# Aim
Copy each line of the data below with the word "making".

# Stored entries
--- start ---

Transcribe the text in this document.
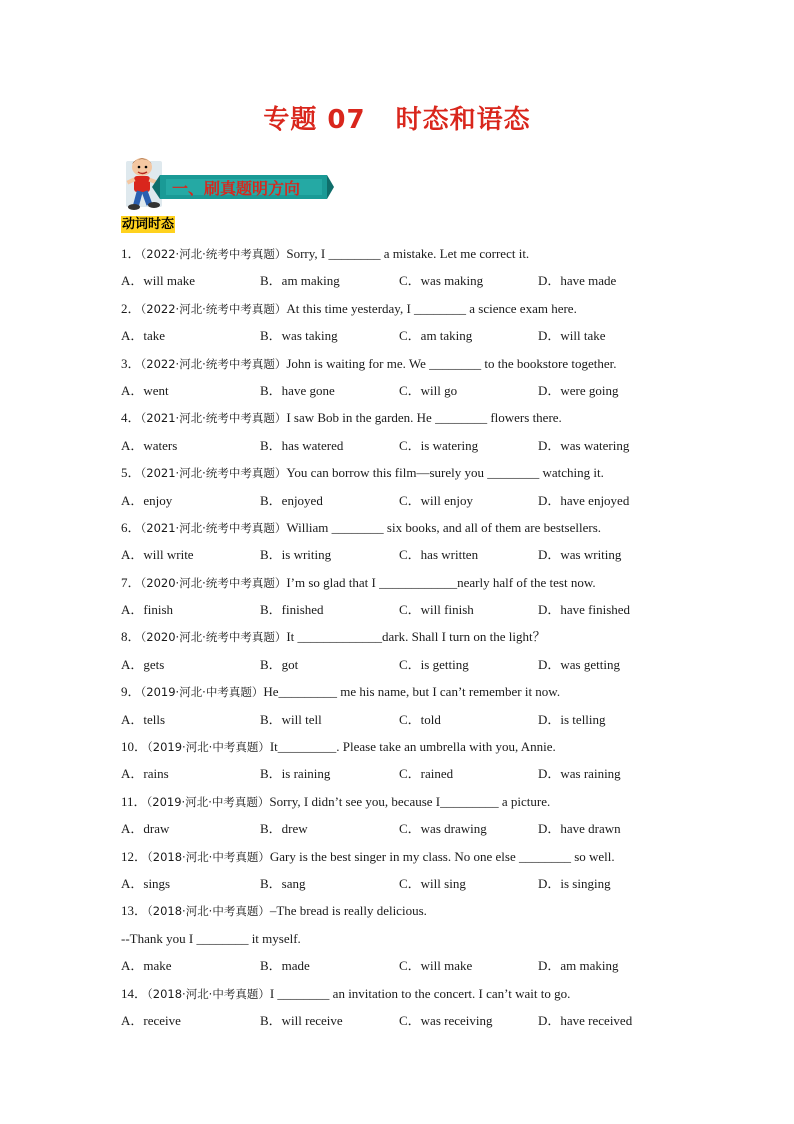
专题 07 时态和语态
一、刷真题明方向
动词时态
1．（2022·河北·统考中考真题）Sorry, I ________ a mistake. Let me correct it.
A．will make	B．am making	C．was making	D．have made
2．（2022·河北·统考中考真题）At this time yesterday, I ________ a science exam here.
A．take	B．was taking	C．am taking	D．will take
3．（2022·河北·统考中考真题）John is waiting for me. We ________ to the bookstore together.
A．went	B．have gone	C．will go	D．were going
4．（2021·河北·统考中考真题）I saw Bob in the garden. He ________ flowers there.
A．waters	B．has watered	C．is watering	D．was watering
5．（2021·河北·统考中考真题）You can borrow this film—surely you ________ watching it.
A．enjoy	B．enjoyed	C．will enjoy	D．have enjoyed
6．（2021·河北·统考中考真题）William ________ six books, and all of them are bestsellers.
A．will write	B．is writing	C．has written	D．was writing
7．（2020·河北·统考中考真题）I’m so glad that I ____________nearly half of the test now.
A．finish	B．finished	C．will finish	D．have finished
8．（2020·河北·统考中考真题）It _____________dark. Shall I turn on the light？
A．gets	B．got	C．is getting	D．was getting
9．（2019·河北·中考真题）He_________ me his name, but I can’t remember it now.
A．tells	B．will tell	C．told	D．is telling
10．（2019·河北·中考真题）It_________. Please take an umbrella with you, Annie.
A．rains	B．is raining	C．rained	D．was raining
11．（2019·河北·中考真题）Sorry, I didn’t see you, because I_________ a picture.
A．draw	B．drew	C．was drawing	D．have drawn
12．（2018·河北·中考真题）Gary is the best singer in my class. No one else ________ so well.
A．sings	B．sang	C．will sing	D．is singing
13．（2018·河北·中考真题）–The bread is really delicious.
--Thank you I ________ it myself.
A．make	B．made	C．will make	D．am making
14．（2018·河北·中考真题）I ________ an invitation to the concert. I can’t wait to go.
A．receive	B．will receive	C．was receiving	D．have received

--- end ---

# Solution to this problem
A．will make	B．am making	C．was making	D．have made
A．make	B．made	C．will make	D．am making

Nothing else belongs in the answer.